Instruction: Copy every line from the records below that holds the word "their".

Input data:

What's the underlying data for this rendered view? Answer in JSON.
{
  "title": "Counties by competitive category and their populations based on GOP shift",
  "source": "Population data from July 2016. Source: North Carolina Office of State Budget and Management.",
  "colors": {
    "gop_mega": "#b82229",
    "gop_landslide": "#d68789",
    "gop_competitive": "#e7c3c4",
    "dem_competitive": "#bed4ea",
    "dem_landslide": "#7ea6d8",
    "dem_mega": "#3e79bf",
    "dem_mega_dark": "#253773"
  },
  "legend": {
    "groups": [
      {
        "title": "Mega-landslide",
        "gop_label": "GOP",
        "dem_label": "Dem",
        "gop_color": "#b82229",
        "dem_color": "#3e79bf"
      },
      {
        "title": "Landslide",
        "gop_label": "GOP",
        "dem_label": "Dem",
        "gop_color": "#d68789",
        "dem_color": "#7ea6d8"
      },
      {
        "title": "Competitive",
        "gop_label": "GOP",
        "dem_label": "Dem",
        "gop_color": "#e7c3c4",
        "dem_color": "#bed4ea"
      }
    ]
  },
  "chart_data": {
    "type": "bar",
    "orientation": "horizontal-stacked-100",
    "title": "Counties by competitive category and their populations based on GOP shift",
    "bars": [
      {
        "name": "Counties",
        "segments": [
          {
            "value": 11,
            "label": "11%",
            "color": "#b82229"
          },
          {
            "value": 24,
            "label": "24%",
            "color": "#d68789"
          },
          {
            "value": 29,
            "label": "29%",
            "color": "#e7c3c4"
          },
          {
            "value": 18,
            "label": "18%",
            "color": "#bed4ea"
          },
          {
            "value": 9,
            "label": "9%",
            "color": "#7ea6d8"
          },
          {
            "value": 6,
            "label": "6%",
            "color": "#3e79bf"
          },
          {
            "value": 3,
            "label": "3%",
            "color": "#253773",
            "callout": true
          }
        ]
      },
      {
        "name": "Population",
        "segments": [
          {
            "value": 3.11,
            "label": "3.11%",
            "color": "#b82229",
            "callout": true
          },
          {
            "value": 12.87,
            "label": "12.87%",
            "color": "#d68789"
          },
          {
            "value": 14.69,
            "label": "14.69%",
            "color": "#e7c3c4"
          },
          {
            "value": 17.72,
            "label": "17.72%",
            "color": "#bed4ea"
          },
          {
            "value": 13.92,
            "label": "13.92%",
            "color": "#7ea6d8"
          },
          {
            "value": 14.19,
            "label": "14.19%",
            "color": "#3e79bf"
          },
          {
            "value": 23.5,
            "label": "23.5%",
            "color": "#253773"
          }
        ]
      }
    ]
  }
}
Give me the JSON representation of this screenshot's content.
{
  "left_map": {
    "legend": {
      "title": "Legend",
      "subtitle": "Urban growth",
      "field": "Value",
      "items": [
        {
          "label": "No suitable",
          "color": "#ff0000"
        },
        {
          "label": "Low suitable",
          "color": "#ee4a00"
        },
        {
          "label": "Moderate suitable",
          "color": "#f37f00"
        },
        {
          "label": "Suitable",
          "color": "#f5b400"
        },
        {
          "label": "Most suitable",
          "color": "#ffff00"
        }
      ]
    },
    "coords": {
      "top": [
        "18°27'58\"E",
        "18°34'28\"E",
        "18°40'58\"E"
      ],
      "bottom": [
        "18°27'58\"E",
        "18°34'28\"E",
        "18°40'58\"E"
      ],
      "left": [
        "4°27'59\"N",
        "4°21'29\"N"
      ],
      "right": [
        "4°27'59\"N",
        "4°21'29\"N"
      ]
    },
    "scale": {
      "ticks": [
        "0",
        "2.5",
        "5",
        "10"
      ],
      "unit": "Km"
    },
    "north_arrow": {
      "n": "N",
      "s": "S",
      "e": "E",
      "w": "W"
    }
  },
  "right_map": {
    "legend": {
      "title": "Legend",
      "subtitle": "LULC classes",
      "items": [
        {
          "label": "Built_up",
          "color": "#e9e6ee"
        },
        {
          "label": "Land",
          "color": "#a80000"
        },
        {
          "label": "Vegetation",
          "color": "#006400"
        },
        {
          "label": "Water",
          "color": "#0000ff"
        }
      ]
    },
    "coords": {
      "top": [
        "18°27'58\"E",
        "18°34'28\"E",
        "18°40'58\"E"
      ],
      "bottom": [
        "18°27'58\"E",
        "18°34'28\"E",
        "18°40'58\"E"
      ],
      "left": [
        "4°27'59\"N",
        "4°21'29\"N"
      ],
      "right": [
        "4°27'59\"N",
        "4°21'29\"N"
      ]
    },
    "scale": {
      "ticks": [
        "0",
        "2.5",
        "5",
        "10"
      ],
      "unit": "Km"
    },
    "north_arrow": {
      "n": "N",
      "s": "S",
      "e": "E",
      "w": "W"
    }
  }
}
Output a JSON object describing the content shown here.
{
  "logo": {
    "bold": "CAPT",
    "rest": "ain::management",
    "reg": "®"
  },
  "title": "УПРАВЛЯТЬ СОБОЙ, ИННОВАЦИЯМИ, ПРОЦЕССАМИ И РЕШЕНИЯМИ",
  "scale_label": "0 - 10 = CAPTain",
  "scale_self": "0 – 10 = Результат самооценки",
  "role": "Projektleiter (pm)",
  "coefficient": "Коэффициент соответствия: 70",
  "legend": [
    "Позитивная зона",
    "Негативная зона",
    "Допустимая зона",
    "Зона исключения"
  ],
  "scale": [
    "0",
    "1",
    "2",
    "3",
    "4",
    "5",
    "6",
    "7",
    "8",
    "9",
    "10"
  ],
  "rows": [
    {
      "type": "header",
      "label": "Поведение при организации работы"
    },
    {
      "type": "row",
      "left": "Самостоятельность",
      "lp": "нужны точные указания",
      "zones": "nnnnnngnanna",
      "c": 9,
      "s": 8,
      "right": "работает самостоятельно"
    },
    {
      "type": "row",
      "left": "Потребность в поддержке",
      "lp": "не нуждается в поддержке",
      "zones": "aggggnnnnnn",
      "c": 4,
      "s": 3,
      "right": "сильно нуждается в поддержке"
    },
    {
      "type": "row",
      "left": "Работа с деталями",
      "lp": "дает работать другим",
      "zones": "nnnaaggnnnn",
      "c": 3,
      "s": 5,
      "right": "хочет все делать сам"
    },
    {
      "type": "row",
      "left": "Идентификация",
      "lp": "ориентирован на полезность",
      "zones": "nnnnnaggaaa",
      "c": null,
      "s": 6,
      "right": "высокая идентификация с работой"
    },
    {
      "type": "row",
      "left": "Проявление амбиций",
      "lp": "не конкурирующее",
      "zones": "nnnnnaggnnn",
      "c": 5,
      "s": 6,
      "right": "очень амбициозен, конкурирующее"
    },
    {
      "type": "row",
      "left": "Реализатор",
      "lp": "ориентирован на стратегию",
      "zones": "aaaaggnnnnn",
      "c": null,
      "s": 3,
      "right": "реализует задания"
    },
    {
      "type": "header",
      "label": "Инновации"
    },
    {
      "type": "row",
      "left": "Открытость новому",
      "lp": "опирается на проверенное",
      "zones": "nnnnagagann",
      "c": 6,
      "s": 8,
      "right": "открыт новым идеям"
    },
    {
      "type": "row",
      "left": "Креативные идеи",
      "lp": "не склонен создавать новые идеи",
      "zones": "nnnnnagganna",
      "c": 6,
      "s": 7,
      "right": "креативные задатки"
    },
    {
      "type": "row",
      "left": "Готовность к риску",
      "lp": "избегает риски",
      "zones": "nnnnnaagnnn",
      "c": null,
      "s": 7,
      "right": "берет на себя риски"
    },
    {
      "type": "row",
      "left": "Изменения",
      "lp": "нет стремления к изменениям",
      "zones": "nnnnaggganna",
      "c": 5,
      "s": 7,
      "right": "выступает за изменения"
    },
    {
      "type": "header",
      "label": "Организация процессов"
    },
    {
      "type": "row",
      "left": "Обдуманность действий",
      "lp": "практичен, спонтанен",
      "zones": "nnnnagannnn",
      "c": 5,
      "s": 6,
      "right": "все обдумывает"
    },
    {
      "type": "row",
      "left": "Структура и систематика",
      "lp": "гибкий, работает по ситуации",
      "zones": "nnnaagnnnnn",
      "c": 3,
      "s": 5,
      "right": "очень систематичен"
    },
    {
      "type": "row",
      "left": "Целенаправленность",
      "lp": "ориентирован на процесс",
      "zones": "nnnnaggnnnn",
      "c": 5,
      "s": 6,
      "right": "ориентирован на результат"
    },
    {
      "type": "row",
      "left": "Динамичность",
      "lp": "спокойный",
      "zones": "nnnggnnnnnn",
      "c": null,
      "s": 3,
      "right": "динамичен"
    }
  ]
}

Full response:
  "title": "Counties by competitive category and their populations based on GOP shift",
    "title": "Counties by competitive category and their populations based on GOP shift",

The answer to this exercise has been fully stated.